WHAT YOU WILL DO
Print all the records exactly, please.

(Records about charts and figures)
>>>
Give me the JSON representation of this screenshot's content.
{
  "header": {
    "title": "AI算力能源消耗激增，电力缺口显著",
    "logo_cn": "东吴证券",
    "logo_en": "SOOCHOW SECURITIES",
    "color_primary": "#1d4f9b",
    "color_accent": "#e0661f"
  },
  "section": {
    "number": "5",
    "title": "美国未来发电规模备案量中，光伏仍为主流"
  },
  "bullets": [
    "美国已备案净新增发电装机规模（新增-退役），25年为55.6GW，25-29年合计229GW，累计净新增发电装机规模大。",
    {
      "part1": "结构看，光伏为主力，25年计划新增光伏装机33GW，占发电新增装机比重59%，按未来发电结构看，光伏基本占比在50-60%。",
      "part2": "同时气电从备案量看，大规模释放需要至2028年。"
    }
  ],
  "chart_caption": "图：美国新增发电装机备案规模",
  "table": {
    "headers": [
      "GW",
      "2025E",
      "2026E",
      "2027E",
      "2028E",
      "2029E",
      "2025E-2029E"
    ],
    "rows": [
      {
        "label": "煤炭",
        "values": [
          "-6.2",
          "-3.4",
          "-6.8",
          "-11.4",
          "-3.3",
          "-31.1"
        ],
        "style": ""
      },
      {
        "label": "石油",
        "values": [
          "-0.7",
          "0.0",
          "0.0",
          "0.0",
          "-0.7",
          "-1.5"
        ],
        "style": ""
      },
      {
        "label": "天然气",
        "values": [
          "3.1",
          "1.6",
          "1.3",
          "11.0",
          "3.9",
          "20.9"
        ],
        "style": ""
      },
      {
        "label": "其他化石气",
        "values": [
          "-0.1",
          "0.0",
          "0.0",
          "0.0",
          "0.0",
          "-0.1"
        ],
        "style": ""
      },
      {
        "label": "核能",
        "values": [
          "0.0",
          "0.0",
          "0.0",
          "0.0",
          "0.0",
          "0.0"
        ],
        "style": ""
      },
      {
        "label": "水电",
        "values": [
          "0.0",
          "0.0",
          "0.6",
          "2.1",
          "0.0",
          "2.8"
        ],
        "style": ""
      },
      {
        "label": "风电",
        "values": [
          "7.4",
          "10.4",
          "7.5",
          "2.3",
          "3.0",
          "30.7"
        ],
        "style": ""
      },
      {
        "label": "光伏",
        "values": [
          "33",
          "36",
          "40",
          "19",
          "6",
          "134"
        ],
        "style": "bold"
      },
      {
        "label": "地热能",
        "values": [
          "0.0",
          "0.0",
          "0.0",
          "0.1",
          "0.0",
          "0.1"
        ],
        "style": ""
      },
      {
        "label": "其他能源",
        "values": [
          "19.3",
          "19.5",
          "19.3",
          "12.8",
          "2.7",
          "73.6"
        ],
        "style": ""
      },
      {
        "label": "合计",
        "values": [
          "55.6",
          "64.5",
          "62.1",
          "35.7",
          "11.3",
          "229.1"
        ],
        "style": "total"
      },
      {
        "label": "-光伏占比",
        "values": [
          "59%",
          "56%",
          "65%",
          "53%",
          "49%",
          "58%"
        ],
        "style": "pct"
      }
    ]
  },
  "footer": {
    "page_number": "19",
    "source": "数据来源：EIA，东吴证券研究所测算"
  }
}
<<<
OUTPUT OF THE EXERCISE
Give me the JSON representation of this screenshot's content.
{
  "header": {
    "title": "AI算力能源消耗激增，电力缺口显著",
    "logo_cn": "东吴证券",
    "logo_en": "SOOCHOW SECURITIES",
    "color_primary": "#1d4f9b",
    "color_accent": "#e0661f"
  },
  "section": {
    "number": "5",
    "title": "美国未来发电规模备案量中，光伏仍为主流"
  },
  "bullets": [
    "美国已备案净新增发电装机规模（新增-退役），25年为55.6GW，25-29年合计229GW，累计净新增发电装机规模大。",
    {
      "part1": "结构看，光伏为主力，25年计划新增光伏装机33GW，占发电新增装机比重59%，按未来发电结构看，光伏基本占比在50-60%。",
      "part2": "同时气电从备案量看，大规模释放需要至2028年。"
    }
  ],
  "chart_caption": "图：美国新增发电装机备案规模",
  "table": {
    "headers": [
      "GW",
      "2025E",
      "2026E",
      "2027E",
      "2028E",
      "2029E",
      "2025E-2029E"
    ],
    "rows": [
      {
        "label": "煤炭",
        "values": [
          "-6.2",
          "-3.4",
          "-6.8",
          "-11.4",
          "-3.3",
          "-31.1"
        ],
        "style": ""
      },
      {
        "label": "石油",
        "values": [
          "-0.7",
          "0.0",
          "0.0",
          "0.0",
          "-0.7",
          "-1.5"
        ],
        "style": ""
      },
      {
        "label": "天然气",
        "values": [
          "3.1",
          "1.6",
          "1.3",
          "11.0",
          "3.9",
          "20.9"
        ],
        "style": ""
      },
      {
        "label": "其他化石气",
        "values": [
          "-0.1",
          "0.0",
          "0.0",
          "0.0",
          "0.0",
          "-0.1"
        ],
        "style": ""
      },
      {
        "label": "核能",
        "values": [
          "0.0",
          "0.0",
          "0.0",
          "0.0",
          "0.0",
          "0.0"
        ],
        "style": ""
      },
      {
        "label": "水电",
        "values": [
          "0.0",
          "0.0",
          "0.6",
          "2.1",
          "0.0",
          "2.8"
        ],
        "style": ""
      },
      {
        "label": "风电",
        "values": [
          "7.4",
          "10.4",
          "7.5",
          "2.3",
          "3.0",
          "30.7"
        ],
        "style": ""
      },
      {
        "label": "光伏",
        "values": [
          "33",
          "36",
          "40",
          "19",
          "6",
          "134"
        ],
        "style": "bold"
      },
      {
        "label": "地热能",
        "values": [
          "0.0",
          "0.0",
          "0.0",
          "0.1",
          "0.0",
          "0.1"
        ],
        "style": ""
      },
      {
        "label": "其他能源",
        "values": [
          "19.3",
          "19.5",
          "19.3",
          "12.8",
          "2.7",
          "73.6"
        ],
        "style": ""
      },
      {
        "label": "合计",
        "values": [
          "55.6",
          "64.5",
          "62.1",
          "35.7",
          "11.3",
          "229.1"
        ],
        "style": "total"
      },
      {
        "label": "-光伏占比",
        "values": [
          "59%",
          "56%",
          "65%",
          "53%",
          "49%",
          "58%"
        ],
        "style": "pct"
      }
    ]
  },
  "footer": {
    "page_number": "19",
    "source": "数据来源：EIA，东吴证券研究所测算"
  }
}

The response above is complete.